=== Task requirements ===
Lines containing the string "affect" are to be collected in full.

[Items from a dataset]
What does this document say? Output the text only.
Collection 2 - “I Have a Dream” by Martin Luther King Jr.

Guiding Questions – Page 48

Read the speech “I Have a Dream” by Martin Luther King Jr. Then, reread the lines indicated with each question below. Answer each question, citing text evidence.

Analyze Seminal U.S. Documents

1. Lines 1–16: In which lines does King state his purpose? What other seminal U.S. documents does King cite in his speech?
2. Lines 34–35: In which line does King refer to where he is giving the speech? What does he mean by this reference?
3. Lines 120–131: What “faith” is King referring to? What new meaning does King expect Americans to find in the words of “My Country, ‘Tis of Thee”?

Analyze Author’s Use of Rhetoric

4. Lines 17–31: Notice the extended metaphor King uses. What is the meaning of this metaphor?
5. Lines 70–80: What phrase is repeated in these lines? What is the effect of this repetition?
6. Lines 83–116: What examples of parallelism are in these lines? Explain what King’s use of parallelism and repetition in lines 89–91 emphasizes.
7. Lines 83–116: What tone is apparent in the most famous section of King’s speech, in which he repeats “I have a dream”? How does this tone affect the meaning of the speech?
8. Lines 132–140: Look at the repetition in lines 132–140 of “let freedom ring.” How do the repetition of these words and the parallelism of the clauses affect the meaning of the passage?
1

=== Task response ===
7. Lines 83–116: What tone is apparent in the most famous section of King’s speech, in which he repeats “I have a dream”? How does this tone affect the meaning of the speech?
8. Lines 132–140: Look at the repetition in lines 132–140 of “let freedom ring.” How do the repetition of these words and the parallelism of the clauses affect the meaning of the passage?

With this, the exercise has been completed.